»»

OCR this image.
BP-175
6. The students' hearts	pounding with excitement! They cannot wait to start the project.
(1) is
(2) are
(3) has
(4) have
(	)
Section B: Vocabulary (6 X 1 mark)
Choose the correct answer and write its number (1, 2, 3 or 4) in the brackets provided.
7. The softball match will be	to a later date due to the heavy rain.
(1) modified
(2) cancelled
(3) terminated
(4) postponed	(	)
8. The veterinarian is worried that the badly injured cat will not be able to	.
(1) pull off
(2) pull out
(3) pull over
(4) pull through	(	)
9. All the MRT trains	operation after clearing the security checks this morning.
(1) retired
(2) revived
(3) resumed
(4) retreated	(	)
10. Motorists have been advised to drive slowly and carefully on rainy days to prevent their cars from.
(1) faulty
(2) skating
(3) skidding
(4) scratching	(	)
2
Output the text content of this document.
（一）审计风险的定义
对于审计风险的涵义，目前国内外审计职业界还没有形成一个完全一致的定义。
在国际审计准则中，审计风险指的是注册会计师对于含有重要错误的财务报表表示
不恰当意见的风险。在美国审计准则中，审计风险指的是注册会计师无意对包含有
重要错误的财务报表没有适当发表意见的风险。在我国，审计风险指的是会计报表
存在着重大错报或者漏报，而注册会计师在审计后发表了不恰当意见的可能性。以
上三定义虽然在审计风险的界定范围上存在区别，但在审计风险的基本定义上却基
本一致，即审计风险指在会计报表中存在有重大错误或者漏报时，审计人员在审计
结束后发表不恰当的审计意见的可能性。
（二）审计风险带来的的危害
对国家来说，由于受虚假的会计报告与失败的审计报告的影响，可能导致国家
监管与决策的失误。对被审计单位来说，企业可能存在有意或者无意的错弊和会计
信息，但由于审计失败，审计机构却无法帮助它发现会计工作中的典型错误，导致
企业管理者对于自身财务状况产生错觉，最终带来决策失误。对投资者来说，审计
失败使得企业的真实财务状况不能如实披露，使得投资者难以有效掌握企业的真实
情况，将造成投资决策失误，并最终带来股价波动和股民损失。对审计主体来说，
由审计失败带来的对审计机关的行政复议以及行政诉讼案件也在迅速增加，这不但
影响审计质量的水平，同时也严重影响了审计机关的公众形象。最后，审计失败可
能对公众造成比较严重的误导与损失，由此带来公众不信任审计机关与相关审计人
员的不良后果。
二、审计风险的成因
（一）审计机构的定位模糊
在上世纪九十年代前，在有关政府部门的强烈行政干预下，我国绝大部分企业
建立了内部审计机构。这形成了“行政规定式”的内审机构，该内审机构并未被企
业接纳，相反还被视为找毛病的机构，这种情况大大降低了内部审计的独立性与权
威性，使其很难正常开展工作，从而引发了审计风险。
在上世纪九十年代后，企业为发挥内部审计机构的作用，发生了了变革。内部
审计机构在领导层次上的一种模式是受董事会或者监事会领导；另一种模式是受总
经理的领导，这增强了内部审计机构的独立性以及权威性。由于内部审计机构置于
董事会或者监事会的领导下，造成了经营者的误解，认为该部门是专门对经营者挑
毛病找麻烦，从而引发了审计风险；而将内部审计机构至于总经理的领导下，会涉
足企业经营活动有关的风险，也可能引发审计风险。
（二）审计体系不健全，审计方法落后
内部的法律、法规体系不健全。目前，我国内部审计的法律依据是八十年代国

««

In the records above, locate every line with the string "pull" and copy it.

(1) pull off
(2) pull out
(3) pull over
(4) pull through	(	)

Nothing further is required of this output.